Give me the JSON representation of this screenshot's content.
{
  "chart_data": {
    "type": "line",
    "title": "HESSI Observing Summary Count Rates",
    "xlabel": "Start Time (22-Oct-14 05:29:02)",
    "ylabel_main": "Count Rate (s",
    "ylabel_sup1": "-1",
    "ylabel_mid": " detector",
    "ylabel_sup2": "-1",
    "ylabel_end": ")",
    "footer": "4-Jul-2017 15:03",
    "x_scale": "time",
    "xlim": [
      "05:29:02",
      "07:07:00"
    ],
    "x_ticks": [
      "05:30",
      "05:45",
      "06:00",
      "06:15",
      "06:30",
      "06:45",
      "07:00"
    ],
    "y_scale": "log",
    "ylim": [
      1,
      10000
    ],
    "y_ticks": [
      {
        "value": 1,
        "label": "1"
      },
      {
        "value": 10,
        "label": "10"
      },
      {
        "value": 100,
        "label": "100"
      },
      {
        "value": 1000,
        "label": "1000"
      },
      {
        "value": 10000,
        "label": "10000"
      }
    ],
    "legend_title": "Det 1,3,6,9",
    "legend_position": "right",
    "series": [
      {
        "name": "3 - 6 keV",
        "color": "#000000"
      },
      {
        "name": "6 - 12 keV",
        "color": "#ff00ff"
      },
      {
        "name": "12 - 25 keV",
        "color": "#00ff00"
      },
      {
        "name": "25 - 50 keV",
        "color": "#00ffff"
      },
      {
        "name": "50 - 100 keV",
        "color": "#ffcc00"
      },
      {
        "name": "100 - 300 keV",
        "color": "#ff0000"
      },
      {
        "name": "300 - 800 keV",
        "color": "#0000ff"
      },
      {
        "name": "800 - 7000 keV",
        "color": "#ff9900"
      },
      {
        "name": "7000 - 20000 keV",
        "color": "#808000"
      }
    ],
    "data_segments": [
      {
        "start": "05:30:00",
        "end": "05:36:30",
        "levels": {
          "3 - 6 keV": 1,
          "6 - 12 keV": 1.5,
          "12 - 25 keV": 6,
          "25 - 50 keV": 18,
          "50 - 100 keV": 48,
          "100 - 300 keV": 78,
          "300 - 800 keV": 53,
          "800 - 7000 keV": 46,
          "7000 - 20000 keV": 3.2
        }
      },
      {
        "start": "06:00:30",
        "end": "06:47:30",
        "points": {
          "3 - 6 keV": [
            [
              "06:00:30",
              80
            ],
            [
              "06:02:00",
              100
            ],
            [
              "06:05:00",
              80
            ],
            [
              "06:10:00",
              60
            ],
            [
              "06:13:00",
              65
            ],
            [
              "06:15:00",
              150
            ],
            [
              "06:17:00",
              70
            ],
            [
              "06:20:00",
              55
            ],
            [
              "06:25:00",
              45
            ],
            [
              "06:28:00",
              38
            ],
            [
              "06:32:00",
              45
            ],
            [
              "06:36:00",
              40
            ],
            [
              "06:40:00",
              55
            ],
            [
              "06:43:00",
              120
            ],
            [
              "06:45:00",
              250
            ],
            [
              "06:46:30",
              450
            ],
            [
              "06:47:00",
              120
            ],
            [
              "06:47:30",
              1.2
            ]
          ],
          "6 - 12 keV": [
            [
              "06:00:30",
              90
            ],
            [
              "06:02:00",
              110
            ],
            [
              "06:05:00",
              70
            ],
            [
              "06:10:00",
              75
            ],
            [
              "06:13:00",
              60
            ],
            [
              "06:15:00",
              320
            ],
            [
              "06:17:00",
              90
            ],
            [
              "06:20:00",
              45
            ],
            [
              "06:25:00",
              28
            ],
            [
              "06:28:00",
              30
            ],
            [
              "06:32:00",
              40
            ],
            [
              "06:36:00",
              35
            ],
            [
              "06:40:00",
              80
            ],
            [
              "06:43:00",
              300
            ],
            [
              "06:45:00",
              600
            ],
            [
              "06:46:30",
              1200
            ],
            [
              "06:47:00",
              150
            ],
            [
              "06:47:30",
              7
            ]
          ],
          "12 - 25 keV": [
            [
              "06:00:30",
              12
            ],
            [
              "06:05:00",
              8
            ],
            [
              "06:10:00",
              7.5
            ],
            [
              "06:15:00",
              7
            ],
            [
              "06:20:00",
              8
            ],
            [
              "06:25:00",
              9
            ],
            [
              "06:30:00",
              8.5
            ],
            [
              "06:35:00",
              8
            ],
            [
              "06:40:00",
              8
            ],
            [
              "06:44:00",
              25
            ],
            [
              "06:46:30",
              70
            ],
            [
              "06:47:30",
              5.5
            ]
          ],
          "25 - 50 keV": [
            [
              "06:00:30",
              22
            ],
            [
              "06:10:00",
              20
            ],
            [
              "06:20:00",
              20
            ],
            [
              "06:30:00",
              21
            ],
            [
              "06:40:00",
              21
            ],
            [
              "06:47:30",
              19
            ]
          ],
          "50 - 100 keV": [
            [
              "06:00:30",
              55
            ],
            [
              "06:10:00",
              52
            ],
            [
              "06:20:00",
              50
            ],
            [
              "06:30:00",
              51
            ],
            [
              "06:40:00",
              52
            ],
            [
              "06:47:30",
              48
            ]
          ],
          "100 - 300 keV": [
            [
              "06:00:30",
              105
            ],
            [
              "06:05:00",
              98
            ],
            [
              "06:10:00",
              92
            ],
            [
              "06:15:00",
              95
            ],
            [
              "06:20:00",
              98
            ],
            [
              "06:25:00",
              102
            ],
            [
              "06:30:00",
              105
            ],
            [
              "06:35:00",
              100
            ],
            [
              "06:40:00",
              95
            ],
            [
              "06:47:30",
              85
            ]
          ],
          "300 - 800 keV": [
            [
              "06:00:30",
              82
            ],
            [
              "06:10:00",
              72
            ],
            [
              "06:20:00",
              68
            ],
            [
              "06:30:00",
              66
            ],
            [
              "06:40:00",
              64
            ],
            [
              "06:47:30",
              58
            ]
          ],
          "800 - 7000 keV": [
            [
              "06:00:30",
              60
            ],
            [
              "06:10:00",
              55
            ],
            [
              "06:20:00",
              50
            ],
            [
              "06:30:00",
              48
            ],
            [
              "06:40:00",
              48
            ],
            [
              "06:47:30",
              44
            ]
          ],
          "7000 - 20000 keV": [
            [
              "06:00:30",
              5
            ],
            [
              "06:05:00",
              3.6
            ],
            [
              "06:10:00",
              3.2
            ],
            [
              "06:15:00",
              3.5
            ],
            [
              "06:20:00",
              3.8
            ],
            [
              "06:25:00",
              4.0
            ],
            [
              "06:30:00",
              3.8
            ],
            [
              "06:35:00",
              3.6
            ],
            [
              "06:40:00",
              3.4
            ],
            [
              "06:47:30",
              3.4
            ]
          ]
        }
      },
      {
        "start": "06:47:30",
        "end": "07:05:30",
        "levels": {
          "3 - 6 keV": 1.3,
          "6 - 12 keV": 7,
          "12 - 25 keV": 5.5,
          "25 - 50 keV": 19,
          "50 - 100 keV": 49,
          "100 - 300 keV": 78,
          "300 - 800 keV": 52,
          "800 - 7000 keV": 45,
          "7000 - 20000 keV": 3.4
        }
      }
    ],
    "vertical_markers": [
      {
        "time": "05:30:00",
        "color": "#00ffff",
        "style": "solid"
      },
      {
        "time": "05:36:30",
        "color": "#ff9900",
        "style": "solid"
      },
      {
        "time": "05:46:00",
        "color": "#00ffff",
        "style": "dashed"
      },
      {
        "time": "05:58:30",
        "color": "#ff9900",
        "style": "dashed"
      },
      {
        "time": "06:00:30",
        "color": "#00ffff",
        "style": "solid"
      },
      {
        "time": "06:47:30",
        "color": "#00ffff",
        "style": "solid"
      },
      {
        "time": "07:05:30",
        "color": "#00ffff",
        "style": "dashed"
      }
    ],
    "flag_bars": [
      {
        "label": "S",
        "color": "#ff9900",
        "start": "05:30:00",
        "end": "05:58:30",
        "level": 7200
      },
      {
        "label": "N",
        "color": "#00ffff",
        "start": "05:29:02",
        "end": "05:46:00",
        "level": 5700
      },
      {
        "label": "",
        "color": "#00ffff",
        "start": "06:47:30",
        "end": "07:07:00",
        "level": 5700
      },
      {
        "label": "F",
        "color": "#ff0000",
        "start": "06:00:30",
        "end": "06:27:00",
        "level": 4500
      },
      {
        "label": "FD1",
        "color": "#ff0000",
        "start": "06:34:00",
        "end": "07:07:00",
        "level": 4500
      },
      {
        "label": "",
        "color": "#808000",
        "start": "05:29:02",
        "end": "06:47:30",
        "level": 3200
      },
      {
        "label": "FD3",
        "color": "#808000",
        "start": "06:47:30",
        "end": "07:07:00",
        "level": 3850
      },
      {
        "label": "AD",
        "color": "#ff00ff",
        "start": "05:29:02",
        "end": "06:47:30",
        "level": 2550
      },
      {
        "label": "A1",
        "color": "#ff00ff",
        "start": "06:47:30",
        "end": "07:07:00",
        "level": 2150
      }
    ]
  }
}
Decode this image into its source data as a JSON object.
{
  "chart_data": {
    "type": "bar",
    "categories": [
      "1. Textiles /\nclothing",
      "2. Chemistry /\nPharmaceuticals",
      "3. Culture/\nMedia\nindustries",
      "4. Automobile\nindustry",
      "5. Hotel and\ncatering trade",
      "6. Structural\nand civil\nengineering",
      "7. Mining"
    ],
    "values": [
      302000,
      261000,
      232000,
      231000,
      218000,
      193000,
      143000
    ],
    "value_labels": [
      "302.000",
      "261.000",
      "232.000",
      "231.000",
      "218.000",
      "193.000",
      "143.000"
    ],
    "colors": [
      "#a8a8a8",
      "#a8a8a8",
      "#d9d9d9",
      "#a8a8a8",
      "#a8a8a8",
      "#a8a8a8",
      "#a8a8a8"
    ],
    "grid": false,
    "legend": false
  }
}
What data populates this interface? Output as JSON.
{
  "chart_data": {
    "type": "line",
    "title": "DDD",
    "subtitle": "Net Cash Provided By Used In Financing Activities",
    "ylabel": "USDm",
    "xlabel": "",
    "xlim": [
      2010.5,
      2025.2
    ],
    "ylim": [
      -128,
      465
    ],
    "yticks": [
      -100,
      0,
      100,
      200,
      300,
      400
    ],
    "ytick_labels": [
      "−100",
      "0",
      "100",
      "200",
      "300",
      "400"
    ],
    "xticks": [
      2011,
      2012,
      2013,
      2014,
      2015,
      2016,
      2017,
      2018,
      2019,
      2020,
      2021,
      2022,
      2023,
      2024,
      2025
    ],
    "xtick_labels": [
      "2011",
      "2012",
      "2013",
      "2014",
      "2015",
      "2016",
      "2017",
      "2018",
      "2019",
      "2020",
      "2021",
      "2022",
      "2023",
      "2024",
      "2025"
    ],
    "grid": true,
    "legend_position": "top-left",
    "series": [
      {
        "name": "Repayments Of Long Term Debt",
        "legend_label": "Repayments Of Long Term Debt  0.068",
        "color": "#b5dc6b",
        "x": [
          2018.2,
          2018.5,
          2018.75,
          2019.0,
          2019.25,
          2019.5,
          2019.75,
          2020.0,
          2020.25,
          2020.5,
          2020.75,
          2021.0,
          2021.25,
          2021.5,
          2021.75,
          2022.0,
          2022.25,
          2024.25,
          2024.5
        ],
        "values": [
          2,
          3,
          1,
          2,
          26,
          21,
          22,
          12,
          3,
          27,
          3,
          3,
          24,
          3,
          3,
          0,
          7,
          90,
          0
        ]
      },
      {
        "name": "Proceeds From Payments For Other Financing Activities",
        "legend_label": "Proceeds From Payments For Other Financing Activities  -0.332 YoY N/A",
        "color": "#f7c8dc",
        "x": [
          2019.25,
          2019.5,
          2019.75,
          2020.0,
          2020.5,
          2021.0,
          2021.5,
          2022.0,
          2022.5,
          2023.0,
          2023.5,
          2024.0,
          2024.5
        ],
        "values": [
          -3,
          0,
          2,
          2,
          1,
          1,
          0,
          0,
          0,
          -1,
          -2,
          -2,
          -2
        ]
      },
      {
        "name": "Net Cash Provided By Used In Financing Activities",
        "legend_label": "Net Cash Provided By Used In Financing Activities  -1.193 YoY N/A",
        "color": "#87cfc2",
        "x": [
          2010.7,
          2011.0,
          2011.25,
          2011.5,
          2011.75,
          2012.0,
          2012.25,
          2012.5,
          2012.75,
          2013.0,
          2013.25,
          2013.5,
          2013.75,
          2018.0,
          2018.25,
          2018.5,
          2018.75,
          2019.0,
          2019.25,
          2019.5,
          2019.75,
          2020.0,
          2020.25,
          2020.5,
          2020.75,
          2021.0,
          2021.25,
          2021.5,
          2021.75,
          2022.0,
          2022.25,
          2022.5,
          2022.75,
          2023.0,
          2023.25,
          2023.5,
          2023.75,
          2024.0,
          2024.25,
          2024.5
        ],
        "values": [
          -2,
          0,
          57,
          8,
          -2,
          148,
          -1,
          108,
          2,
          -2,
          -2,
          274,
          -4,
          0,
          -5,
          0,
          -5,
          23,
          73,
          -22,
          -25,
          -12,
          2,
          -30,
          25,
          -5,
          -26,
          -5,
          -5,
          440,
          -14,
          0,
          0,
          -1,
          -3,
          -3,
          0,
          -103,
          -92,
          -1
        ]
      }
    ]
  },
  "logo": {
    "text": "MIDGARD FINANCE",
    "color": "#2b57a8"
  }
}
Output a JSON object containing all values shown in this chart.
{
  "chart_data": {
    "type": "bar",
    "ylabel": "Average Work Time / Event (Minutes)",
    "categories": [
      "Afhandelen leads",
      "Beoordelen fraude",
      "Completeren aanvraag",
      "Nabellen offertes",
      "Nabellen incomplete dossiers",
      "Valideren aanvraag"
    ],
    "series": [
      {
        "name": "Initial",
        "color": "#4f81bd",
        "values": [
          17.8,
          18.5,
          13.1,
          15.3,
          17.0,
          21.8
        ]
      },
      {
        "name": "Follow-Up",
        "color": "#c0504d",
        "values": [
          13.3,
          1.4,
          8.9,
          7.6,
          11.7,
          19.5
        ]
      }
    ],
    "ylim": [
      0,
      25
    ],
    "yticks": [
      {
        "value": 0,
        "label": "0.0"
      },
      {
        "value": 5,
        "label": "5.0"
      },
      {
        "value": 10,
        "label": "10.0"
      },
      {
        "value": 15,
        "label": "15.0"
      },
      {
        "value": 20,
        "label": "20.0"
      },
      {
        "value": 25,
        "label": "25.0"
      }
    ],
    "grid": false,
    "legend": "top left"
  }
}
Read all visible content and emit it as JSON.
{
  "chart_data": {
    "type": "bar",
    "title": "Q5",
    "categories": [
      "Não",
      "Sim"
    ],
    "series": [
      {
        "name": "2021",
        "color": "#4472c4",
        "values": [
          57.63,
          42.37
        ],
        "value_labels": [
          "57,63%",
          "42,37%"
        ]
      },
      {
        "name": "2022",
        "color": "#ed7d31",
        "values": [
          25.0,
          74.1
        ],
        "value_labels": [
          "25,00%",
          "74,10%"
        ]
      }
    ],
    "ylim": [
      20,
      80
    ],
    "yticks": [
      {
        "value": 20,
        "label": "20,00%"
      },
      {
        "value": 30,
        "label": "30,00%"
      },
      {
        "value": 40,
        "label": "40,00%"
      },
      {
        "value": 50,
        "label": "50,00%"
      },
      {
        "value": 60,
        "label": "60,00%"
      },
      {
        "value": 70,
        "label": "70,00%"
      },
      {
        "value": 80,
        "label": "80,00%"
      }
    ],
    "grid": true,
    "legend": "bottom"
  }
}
****
Directive — Check each line of the data above for the string "Activities" and report only how many lines have it.

Reply — 5